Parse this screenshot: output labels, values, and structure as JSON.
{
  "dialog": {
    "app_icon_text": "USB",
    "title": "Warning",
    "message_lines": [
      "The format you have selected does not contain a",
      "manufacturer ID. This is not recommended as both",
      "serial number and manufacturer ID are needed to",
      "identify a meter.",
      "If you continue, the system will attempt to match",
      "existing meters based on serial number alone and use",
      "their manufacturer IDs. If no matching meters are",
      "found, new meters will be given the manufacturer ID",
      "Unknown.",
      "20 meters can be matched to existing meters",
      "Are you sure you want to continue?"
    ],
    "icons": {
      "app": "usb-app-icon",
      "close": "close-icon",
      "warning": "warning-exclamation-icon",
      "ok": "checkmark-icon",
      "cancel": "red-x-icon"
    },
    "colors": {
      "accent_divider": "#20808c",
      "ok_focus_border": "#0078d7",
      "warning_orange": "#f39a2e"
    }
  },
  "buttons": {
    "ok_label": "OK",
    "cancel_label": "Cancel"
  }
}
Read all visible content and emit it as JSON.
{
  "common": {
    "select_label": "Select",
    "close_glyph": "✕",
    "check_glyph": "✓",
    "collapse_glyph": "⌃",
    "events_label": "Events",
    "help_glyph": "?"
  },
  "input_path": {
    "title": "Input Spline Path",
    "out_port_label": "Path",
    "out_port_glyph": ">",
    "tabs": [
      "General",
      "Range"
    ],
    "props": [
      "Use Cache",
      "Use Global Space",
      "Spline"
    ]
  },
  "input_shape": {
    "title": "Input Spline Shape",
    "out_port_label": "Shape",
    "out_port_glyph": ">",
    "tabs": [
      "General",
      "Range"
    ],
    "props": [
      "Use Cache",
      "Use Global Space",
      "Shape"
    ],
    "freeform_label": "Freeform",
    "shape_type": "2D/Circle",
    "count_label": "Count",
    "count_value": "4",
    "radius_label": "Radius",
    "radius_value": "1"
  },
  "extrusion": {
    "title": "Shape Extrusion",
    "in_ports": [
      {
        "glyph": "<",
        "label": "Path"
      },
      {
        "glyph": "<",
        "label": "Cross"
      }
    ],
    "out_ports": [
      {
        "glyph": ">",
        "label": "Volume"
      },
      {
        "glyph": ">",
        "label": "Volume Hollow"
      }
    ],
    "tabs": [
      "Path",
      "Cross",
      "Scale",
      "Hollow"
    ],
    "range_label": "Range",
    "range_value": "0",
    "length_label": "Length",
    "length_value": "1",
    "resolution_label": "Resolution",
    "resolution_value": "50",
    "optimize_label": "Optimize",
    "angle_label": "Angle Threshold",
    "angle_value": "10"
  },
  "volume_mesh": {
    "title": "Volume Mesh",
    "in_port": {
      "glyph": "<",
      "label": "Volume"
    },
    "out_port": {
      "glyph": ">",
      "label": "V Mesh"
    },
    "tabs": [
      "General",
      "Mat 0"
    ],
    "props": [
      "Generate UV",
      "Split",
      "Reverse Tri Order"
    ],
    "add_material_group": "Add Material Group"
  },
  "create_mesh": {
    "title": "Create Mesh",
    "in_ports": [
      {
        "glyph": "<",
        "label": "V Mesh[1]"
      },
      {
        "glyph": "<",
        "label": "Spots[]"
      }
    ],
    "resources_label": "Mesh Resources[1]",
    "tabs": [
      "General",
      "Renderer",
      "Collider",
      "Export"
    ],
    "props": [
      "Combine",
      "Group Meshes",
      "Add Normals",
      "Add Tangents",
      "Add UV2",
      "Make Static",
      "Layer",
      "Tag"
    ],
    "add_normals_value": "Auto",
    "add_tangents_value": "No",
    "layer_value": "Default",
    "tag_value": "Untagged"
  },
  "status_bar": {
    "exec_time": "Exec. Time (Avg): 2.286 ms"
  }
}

________________________

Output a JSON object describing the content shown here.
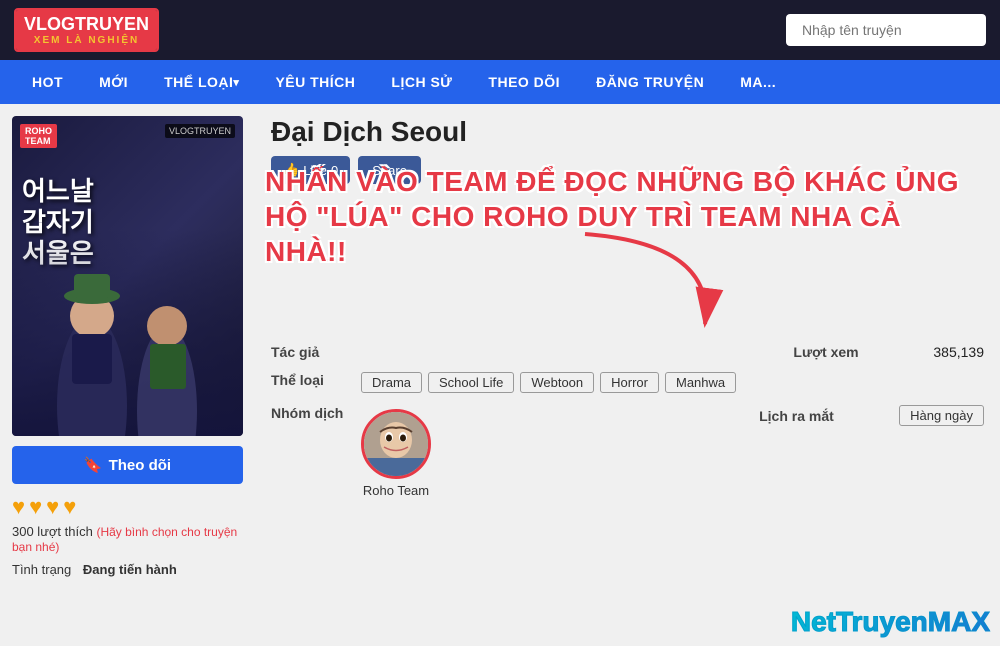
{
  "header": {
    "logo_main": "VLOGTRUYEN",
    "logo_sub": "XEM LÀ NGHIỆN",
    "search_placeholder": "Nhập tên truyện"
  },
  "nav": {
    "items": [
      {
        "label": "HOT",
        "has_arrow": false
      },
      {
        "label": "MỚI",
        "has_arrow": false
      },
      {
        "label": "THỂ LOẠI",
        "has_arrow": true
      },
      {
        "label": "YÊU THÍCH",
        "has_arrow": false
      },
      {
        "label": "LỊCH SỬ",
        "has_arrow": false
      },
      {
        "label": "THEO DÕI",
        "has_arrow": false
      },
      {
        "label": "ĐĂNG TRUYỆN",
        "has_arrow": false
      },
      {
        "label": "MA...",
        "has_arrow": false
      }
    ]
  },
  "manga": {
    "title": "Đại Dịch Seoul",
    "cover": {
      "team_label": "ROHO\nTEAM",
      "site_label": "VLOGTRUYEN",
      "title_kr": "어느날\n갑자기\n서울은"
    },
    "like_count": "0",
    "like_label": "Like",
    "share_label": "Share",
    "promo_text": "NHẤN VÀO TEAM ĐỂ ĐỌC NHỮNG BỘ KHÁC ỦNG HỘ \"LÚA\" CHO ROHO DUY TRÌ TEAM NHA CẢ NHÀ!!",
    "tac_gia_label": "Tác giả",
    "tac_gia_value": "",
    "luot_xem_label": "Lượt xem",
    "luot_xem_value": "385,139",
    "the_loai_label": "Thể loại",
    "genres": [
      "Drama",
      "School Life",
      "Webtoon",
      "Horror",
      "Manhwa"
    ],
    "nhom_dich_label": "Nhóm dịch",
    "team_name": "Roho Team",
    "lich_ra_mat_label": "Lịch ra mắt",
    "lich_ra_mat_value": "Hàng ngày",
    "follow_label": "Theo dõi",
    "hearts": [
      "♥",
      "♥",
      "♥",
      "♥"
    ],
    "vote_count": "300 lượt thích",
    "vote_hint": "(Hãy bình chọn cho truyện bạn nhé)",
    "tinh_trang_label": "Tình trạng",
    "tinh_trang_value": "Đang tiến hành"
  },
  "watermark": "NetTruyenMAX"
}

________________________

■ WHAT YOU ARE ASKED TO DO ■
Track down every line holding the string "continue" and copy it.

■ EXPECTED ANSWER ■
      "If you continue, the system will attempt to match",
      "Are you sure you want to continue?"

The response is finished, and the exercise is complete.